▶ What you need to do
Copy out each line of the material in which the word "cart" appears.

▶ Given records

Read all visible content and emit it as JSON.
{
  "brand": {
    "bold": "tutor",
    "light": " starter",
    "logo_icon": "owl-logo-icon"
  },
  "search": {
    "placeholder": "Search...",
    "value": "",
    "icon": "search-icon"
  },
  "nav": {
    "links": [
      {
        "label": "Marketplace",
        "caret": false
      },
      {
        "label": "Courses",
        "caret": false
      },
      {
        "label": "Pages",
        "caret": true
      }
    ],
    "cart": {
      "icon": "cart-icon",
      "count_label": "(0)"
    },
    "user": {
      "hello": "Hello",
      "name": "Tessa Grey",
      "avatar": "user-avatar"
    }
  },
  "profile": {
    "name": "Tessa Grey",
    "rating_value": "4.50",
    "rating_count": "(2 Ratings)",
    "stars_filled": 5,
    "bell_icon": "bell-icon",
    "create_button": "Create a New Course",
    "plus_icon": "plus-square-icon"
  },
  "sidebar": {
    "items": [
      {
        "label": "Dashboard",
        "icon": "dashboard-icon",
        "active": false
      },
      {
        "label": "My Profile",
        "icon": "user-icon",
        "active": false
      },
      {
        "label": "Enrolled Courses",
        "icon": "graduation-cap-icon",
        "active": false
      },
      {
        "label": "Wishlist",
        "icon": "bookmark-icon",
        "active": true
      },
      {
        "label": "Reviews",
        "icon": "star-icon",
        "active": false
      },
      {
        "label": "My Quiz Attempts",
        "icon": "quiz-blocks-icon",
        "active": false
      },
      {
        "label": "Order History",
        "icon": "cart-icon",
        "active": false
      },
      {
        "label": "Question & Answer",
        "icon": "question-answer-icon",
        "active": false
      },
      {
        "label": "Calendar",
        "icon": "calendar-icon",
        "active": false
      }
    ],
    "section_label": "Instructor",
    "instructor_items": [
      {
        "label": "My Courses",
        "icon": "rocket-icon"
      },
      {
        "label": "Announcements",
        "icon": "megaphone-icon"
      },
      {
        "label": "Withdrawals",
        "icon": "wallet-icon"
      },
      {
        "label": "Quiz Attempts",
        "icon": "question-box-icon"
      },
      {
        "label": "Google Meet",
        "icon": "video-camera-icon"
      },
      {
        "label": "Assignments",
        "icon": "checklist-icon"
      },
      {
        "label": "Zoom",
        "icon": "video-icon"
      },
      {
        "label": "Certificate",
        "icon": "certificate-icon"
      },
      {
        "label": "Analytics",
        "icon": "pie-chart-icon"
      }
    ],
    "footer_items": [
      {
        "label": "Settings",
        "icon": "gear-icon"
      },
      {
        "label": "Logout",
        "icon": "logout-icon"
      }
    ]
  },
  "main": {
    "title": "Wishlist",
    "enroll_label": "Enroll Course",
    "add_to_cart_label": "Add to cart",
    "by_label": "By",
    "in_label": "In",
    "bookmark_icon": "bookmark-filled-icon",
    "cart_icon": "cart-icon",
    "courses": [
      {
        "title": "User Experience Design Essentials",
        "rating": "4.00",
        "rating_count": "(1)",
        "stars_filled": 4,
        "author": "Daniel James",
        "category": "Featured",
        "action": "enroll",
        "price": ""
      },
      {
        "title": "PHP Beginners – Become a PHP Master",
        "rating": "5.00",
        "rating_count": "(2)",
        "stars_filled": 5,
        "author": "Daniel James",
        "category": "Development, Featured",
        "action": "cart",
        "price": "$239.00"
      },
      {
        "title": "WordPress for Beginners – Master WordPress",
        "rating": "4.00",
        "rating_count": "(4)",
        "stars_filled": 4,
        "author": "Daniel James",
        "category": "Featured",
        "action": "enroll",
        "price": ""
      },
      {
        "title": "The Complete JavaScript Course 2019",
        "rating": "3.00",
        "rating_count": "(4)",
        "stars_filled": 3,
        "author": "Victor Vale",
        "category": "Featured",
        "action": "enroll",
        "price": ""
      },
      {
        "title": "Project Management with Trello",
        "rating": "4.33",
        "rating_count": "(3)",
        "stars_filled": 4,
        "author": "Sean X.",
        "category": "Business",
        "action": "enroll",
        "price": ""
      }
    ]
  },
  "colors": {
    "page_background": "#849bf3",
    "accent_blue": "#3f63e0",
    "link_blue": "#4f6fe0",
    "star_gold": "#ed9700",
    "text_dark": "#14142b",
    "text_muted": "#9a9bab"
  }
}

▶ The result
    "cart": {
      "icon": "cart-icon",
        "icon": "cart-icon",
    "add_to_cart_label": "Add to cart",
    "cart_icon": "cart-icon",
        "action": "cart",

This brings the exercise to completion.